▶ **TASK DIRECTIONS**
Draw out every line with the word "Help" from the listing below.

(Extracted records)
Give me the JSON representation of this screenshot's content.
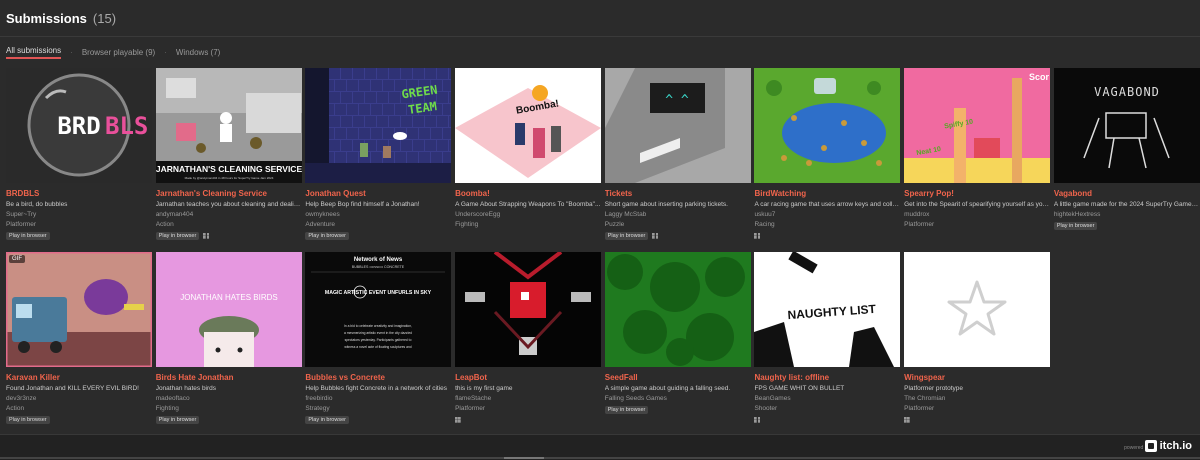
{
  "header": {
    "title": "Submissions",
    "count": "(15)"
  },
  "filters": [
    {
      "label": "All submissions",
      "active": true
    },
    {
      "label": "Browser playable (9)",
      "active": false
    },
    {
      "label": "Windows (7)",
      "active": false
    }
  ],
  "filter_separator": "·",
  "play_in_browser_label": "Play in browser",
  "submissions": [
    {
      "title": "BRDBLS",
      "desc": "Be a bird, do bubbles",
      "author": "Super~Try",
      "genre": "Platformer",
      "browser": true,
      "windows": false,
      "thumb": "brdbls",
      "gif": false,
      "thumb_text": "BRDBLS"
    },
    {
      "title": "Jarnathan's Cleaning Service",
      "desc": "Jarnathan teaches you about cleaning and dealing with the undesirables",
      "author": "andyman404",
      "genre": "Action",
      "browser": true,
      "windows": true,
      "thumb": "cleaning",
      "gif": false,
      "thumb_text": "JARNATHAN'S CLEANING SERVICE",
      "thumb_sub": "Made by @andyman404 in 48 hours for SuperTry Game Jam 2024"
    },
    {
      "title": "Jonathan Quest",
      "desc": "Help Beep Bop find himself a Jonathan!",
      "author": "owmyknees",
      "genre": "Adventure",
      "browser": true,
      "windows": false,
      "thumb": "quest",
      "gif": false,
      "thumb_text": "GREEN TEAM"
    },
    {
      "title": "Boomba!",
      "desc": "A Game About Strapping Weapons To \"Boomba\"...",
      "author": "UnderscoreEgg",
      "genre": "Fighting",
      "browser": false,
      "windows": false,
      "thumb": "boomba",
      "gif": false,
      "thumb_text": "Boomba!"
    },
    {
      "title": "Tickets",
      "desc": "Short game about inserting parking tickets.",
      "author": "Laggy McStab",
      "genre": "Puzzle",
      "browser": true,
      "windows": true,
      "thumb": "tickets",
      "gif": false,
      "thumb_text": "^ ^"
    },
    {
      "title": "BirdWatching",
      "desc": "A car racing game that uses arrow keys and collects birds",
      "author": "uskuu7",
      "genre": "Racing",
      "browser": false,
      "windows": true,
      "thumb": "birdwatching",
      "gif": false
    },
    {
      "title": "Spearry Pop!",
      "desc": "Get into the Spearit of spearifying yourself as you pop",
      "author": "muddrox",
      "genre": "Platformer",
      "browser": false,
      "windows": false,
      "thumb": "spearry",
      "gif": false,
      "thumb_text": "Spiffy 10",
      "thumb_text2": "Neat 10",
      "thumb_text3": "Scor"
    },
    {
      "title": "Vagabond",
      "desc": "A little game made for the 2024 SuperTry Game Jam",
      "author": "hightekHextress",
      "genre": "",
      "browser": true,
      "windows": false,
      "thumb": "vagabond",
      "gif": false,
      "thumb_text": "VAGABOND"
    },
    {
      "title": "Karavan Killer",
      "desc": "Found Jonathan and KILL EVERY EVIL BIRD!",
      "author": "dev3r3nze",
      "genre": "Action",
      "browser": true,
      "windows": false,
      "thumb": "karavan",
      "gif": true,
      "gif_label": "GIF"
    },
    {
      "title": "Birds Hate Jonathan",
      "desc": "Jonathan hates birds",
      "author": "madeoftaco",
      "genre": "Fighting",
      "browser": true,
      "windows": false,
      "thumb": "birdshate",
      "gif": false,
      "thumb_text": "JONATHAN HATES BIRDS"
    },
    {
      "title": "Bubbles vs Concrete",
      "desc": "Help Bubbles fight Concrete in a network of cities",
      "author": "freebirdio",
      "genre": "Strategy",
      "browser": true,
      "windows": false,
      "thumb": "bubbles",
      "gif": false,
      "thumb_text": "Network of News",
      "thumb_text2": "BUBBLES ••••vs•••• CONCRETE",
      "thumb_text3": "MAGIC ARTISTIC EVENT UNFURLS IN SKY",
      "thumb_text4": "In a bid to celebrate creativity and imagination, a mesmerizing artistic event in the city dazzled spectators yesterday. Participants gathered to witness a novel acte of floating sculptures and colorful vibrant painted in a shared ethereal"
    },
    {
      "title": "LeapBot",
      "desc": "this is my first game",
      "author": "flameStache",
      "genre": "Platformer",
      "browser": false,
      "windows": true,
      "thumb": "leapbot",
      "gif": false
    },
    {
      "title": "SeedFall",
      "desc": "A simple game about guiding a falling seed.",
      "author": "Falling Seeds Games",
      "genre": "",
      "browser": true,
      "windows": false,
      "thumb": "seedfall",
      "gif": false
    },
    {
      "title": "Naughty list: offline",
      "desc": "FPS GAME WHIT ON BULLET",
      "author": "BeanGames",
      "genre": "Shooter",
      "browser": false,
      "windows": true,
      "thumb": "naughty",
      "gif": false,
      "thumb_text": "NAUGHTY LIST"
    },
    {
      "title": "Wingspear",
      "desc": "Platformer prototype",
      "author": "The Chromian",
      "genre": "Platformer",
      "browser": false,
      "windows": true,
      "thumb": "wingspear",
      "gif": false
    }
  ],
  "footer": {
    "powered_by": "powered by",
    "logo_text": "itch.io"
  },
  "colors": {
    "background": "#2b2b2b",
    "accent": "#f0644c",
    "active_underline": "#e05555"
  }
}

▶ **OUTPUT BELOW**
      "desc": "Help Beep Bop find himself a Jonathan!",
      "desc": "Help Bubbles fight Concrete in a network of cities",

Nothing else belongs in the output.